[Stored items from a collection]
──────────

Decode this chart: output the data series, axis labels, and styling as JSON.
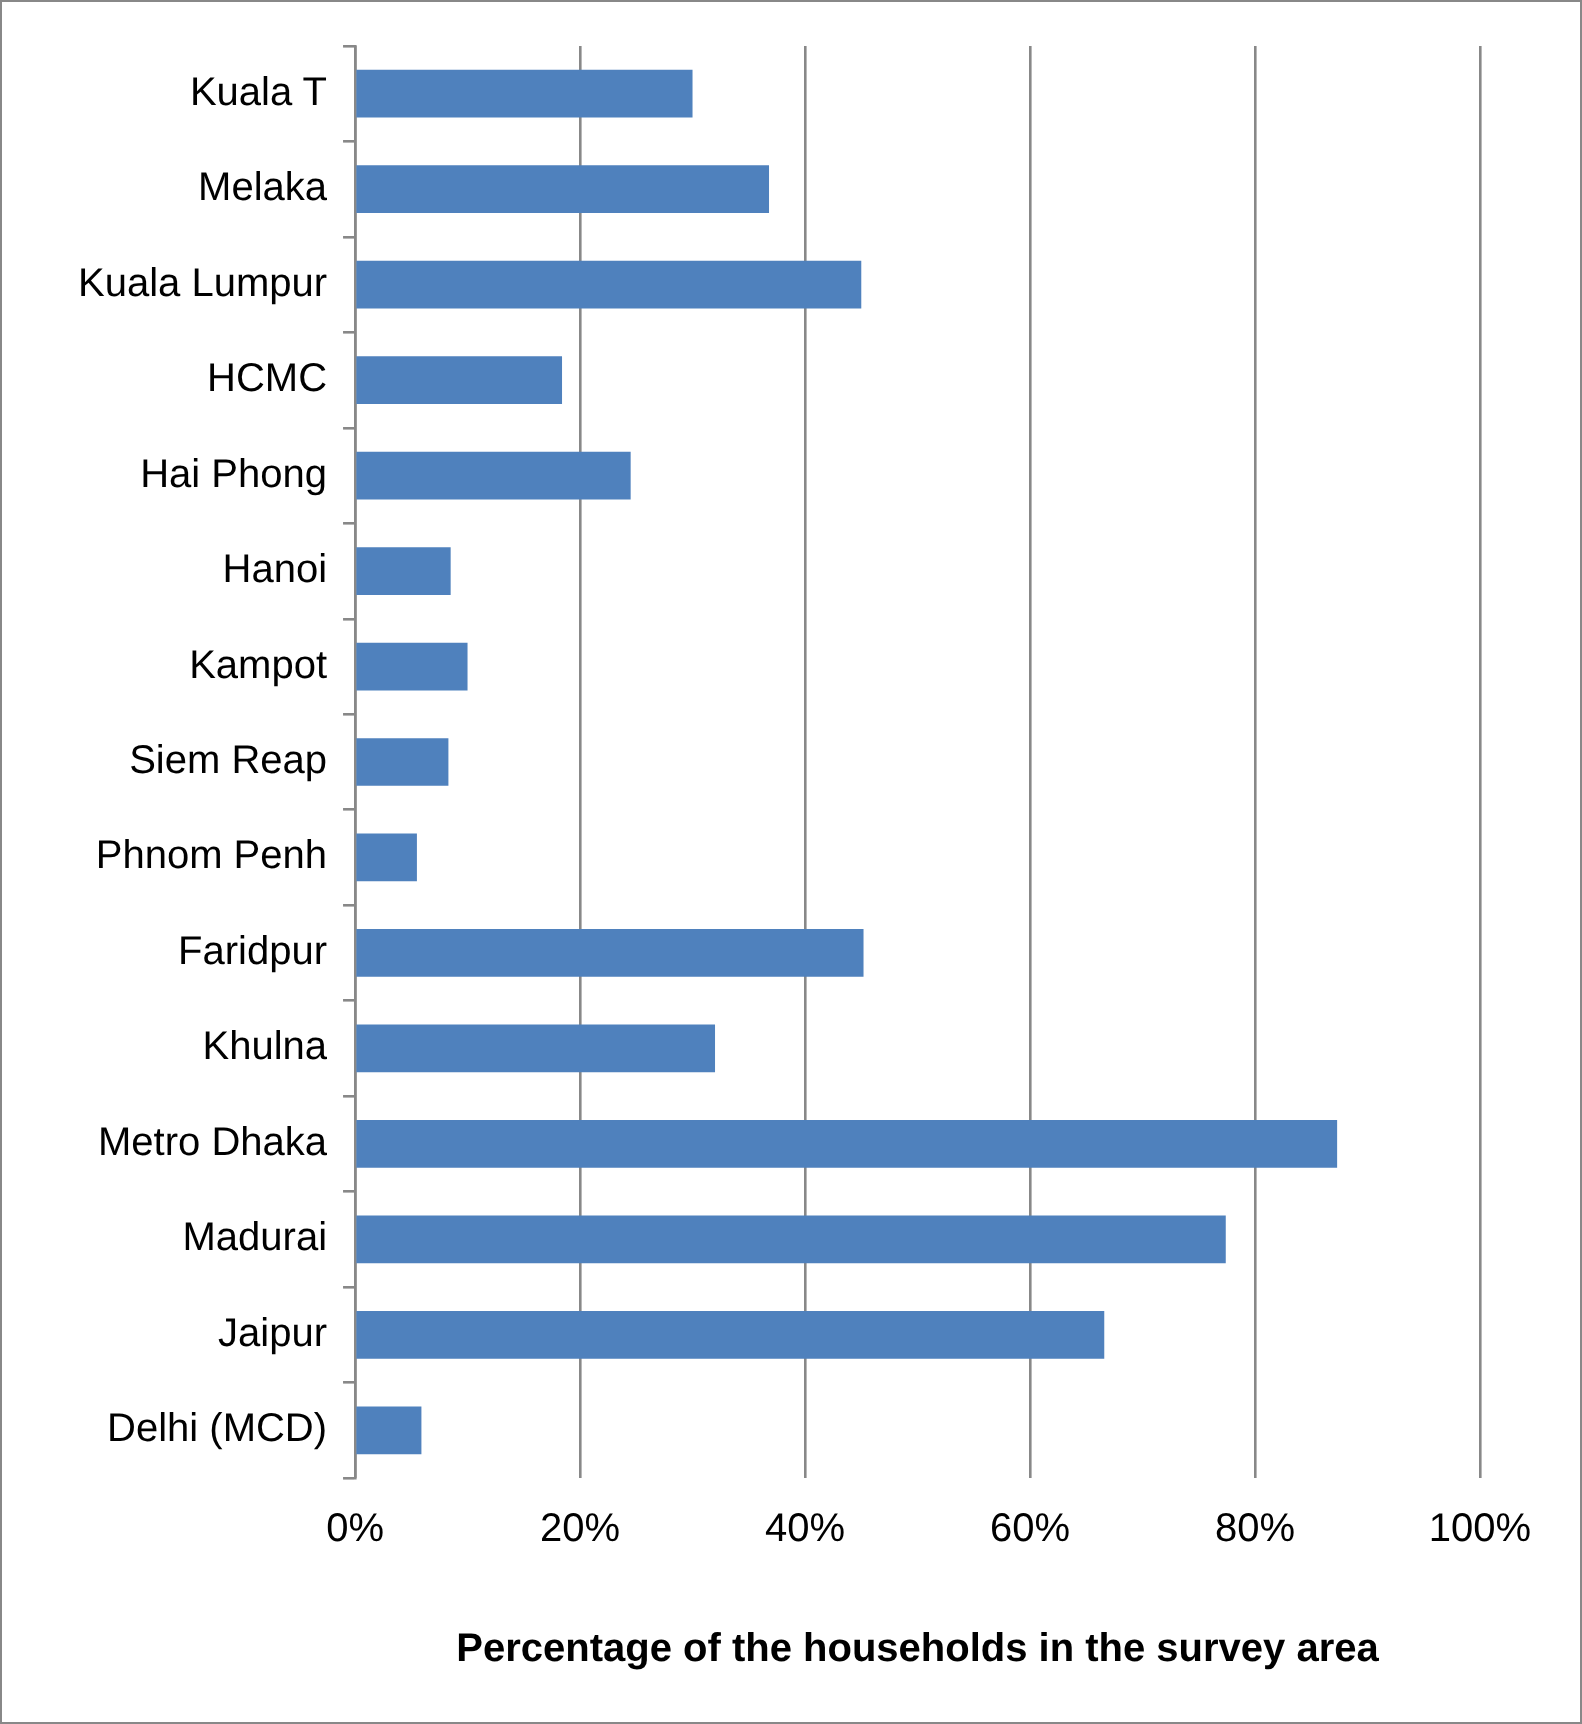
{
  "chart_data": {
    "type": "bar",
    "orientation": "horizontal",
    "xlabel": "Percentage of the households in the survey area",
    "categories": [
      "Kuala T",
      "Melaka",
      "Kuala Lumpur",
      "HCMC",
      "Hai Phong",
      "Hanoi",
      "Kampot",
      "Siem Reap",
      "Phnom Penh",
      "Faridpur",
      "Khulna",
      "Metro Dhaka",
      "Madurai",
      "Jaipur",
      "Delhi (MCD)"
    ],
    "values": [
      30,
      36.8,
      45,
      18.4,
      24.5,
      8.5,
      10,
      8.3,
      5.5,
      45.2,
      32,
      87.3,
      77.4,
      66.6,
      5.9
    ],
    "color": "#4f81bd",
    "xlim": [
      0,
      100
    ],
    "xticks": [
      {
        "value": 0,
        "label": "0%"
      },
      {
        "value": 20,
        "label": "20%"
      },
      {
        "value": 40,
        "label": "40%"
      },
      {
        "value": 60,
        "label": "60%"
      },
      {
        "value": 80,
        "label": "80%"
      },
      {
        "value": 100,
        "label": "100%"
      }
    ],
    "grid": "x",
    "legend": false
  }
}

──────────

Except for the pictures, print the data above exactly.

COMPLETED TASK:
Decode this chart: output the data series, axis labels, and styling as JSON.
{
  "chart_data": {
    "type": "bar",
    "orientation": "horizontal",
    "xlabel": "Percentage of the households in the survey area",
    "categories": [
      "Kuala T",
      "Melaka",
      "Kuala Lumpur",
      "HCMC",
      "Hai Phong",
      "Hanoi",
      "Kampot",
      "Siem Reap",
      "Phnom Penh",
      "Faridpur",
      "Khulna",
      "Metro Dhaka",
      "Madurai",
      "Jaipur",
      "Delhi (MCD)"
    ],
    "values": [
      30,
      36.8,
      45,
      18.4,
      24.5,
      8.5,
      10,
      8.3,
      5.5,
      45.2,
      32,
      87.3,
      77.4,
      66.6,
      5.9
    ],
    "color": "#4f81bd",
    "xlim": [
      0,
      100
    ],
    "xticks": [
      {
        "value": 0,
        "label": "0%"
      },
      {
        "value": 20,
        "label": "20%"
      },
      {
        "value": 40,
        "label": "40%"
      },
      {
        "value": 60,
        "label": "60%"
      },
      {
        "value": 80,
        "label": "80%"
      },
      {
        "value": 100,
        "label": "100%"
      }
    ],
    "grid": "x",
    "legend": false
  }
}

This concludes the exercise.